• Set problem:
Filter this material down to the lines that hold "panel", copying each one.

• Extracted material:
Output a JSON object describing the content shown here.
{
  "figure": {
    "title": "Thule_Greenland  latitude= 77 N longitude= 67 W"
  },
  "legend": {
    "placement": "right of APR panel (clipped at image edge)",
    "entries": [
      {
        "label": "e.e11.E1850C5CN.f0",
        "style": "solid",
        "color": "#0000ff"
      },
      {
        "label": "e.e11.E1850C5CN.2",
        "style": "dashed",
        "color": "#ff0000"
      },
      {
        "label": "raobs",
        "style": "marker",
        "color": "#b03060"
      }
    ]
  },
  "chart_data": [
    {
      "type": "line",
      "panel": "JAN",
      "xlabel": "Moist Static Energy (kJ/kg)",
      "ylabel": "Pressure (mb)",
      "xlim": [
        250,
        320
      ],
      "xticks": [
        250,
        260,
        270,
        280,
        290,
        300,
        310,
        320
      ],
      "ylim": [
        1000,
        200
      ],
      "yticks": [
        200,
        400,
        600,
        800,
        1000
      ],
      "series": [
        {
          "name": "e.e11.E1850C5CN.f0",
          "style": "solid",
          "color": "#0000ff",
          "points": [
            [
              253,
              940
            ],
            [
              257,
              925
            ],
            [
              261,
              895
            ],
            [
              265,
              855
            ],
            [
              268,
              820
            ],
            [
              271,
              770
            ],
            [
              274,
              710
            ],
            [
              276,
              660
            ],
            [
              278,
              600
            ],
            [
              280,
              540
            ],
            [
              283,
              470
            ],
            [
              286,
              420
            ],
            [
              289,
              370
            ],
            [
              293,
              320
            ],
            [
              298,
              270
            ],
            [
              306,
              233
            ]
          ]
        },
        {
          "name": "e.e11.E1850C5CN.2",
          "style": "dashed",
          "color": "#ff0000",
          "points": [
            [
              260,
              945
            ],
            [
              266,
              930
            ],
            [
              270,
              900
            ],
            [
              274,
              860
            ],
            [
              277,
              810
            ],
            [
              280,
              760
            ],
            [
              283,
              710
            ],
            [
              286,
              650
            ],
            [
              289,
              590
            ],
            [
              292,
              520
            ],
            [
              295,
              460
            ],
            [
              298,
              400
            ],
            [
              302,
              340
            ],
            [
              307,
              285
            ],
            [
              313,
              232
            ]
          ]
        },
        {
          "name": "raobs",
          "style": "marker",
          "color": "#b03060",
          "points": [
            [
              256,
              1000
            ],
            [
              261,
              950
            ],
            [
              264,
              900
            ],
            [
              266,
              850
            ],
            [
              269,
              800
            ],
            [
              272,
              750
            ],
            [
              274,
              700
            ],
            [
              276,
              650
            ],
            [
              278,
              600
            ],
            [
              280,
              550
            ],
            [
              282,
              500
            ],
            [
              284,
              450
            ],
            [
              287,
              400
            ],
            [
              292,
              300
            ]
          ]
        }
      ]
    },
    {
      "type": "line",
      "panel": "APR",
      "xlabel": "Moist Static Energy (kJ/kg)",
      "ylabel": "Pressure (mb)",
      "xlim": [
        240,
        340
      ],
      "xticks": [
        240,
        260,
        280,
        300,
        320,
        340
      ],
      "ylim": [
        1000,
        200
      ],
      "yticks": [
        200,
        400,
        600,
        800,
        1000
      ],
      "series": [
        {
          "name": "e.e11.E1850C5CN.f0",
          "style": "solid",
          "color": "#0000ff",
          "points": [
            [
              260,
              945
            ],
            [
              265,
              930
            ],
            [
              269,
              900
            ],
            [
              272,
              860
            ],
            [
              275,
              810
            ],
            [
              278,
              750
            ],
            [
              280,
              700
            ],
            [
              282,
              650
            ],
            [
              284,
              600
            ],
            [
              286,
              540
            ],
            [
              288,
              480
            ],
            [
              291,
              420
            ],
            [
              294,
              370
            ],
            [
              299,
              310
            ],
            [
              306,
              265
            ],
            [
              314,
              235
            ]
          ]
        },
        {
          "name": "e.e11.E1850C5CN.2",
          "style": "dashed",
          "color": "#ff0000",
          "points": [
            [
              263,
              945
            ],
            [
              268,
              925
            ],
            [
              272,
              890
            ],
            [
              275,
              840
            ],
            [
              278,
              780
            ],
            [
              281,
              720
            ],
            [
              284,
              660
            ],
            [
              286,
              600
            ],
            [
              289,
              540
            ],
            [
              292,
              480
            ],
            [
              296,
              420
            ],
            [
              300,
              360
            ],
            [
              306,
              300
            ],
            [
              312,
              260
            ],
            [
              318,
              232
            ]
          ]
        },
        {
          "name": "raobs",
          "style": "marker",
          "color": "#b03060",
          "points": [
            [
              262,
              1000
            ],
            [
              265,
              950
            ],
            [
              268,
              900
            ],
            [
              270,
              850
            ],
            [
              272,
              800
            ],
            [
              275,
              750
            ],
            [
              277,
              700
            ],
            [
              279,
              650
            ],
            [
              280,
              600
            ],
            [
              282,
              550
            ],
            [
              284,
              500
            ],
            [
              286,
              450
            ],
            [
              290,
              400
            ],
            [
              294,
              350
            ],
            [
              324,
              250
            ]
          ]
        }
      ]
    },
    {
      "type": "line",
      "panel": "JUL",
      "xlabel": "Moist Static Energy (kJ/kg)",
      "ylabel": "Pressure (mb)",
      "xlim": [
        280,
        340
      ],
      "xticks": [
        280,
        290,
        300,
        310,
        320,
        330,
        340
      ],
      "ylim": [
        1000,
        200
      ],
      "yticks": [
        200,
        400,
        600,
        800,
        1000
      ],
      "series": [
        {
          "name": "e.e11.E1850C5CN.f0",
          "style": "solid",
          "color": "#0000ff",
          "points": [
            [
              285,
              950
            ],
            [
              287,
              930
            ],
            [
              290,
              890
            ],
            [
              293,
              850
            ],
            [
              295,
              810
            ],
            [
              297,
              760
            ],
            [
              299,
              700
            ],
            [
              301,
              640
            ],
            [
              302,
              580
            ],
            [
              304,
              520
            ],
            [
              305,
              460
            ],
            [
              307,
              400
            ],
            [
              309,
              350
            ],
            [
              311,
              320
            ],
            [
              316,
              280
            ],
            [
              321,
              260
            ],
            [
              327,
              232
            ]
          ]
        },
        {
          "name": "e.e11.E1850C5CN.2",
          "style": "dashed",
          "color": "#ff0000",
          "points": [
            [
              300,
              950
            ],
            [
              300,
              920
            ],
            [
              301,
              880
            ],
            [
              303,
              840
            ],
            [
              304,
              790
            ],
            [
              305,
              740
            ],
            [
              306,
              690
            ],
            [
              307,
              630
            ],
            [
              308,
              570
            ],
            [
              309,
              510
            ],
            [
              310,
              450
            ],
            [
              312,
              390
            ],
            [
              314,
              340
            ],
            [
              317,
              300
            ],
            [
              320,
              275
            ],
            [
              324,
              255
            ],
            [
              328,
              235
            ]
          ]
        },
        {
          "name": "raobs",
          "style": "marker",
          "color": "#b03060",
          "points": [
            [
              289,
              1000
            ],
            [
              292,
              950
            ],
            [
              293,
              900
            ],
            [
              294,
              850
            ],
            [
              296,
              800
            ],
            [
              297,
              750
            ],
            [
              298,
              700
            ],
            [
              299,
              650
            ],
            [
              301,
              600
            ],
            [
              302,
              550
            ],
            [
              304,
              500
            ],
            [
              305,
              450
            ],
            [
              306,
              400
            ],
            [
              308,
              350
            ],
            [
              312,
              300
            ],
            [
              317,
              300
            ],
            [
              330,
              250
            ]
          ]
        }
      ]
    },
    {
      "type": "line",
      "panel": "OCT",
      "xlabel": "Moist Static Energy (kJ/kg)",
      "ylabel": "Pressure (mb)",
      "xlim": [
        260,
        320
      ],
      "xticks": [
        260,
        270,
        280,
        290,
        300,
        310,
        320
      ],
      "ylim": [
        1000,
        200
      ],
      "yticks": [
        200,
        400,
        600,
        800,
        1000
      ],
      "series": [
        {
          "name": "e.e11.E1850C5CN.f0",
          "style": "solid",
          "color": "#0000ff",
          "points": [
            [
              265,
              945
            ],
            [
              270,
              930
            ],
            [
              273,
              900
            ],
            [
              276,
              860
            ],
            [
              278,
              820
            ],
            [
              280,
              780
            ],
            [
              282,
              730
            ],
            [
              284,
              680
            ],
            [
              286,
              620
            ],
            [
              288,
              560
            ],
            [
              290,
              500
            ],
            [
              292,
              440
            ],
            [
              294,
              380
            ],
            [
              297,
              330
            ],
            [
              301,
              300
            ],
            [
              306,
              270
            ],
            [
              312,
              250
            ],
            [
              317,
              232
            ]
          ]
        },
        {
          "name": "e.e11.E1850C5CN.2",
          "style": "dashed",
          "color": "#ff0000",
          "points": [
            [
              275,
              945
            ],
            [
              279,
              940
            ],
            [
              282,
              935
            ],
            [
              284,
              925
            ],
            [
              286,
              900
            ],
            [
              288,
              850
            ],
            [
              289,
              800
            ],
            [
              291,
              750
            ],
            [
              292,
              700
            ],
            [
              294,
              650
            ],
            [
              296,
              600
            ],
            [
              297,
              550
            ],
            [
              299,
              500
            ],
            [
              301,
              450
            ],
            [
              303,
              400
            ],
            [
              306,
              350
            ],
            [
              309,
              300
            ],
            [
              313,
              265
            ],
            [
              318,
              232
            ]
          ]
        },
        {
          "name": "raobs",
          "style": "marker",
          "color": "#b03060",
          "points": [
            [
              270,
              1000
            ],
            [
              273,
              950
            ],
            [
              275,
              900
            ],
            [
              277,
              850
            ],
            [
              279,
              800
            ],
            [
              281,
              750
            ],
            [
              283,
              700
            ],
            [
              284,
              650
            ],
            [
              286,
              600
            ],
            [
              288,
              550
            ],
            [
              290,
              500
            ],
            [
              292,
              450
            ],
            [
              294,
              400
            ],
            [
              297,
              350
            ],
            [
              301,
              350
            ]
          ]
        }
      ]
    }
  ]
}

• Output below:
    "placement": "right of APR panel (clipped at image edge)",
      "panel": "JAN",
      "panel": "APR",
      "panel": "JUL",
      "panel": "OCT",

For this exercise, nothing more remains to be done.